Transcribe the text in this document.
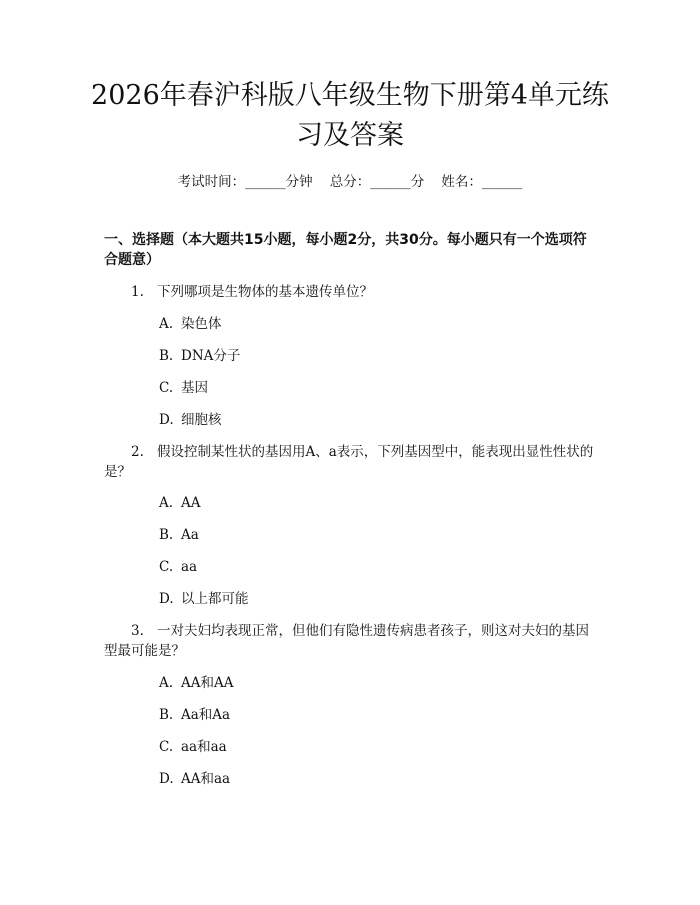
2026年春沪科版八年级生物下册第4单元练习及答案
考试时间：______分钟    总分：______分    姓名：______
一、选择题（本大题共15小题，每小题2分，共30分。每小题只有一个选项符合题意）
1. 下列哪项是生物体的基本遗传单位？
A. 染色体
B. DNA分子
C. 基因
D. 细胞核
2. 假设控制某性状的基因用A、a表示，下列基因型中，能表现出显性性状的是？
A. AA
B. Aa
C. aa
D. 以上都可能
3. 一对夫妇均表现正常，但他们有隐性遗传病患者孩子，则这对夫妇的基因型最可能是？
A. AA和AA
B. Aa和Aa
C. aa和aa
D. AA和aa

________________________________________

## YOUR TASK
Copy the listing in full and without alteration, omitting every picture.

## SOLUTION TO THIS PROBLEM
Transcribe the text in this document.
2026年春沪科版八年级生物下册第4单元练习及答案
考试时间：______分钟    总分：______分    姓名：______
一、选择题（本大题共15小题，每小题2分，共30分。每小题只有一个选项符合题意）
1. 下列哪项是生物体的基本遗传单位？
A. 染色体
B. DNA分子
C. 基因
D. 细胞核
2. 假设控制某性状的基因用A、a表示，下列基因型中，能表现出显性性状的是？
A. AA
B. Aa
C. aa
D. 以上都可能
3. 一对夫妇均表现正常，但他们有隐性遗传病患者孩子，则这对夫妇的基因型最可能是？
A. AA和AA
B. Aa和Aa
C. aa和aa
D. AA和aa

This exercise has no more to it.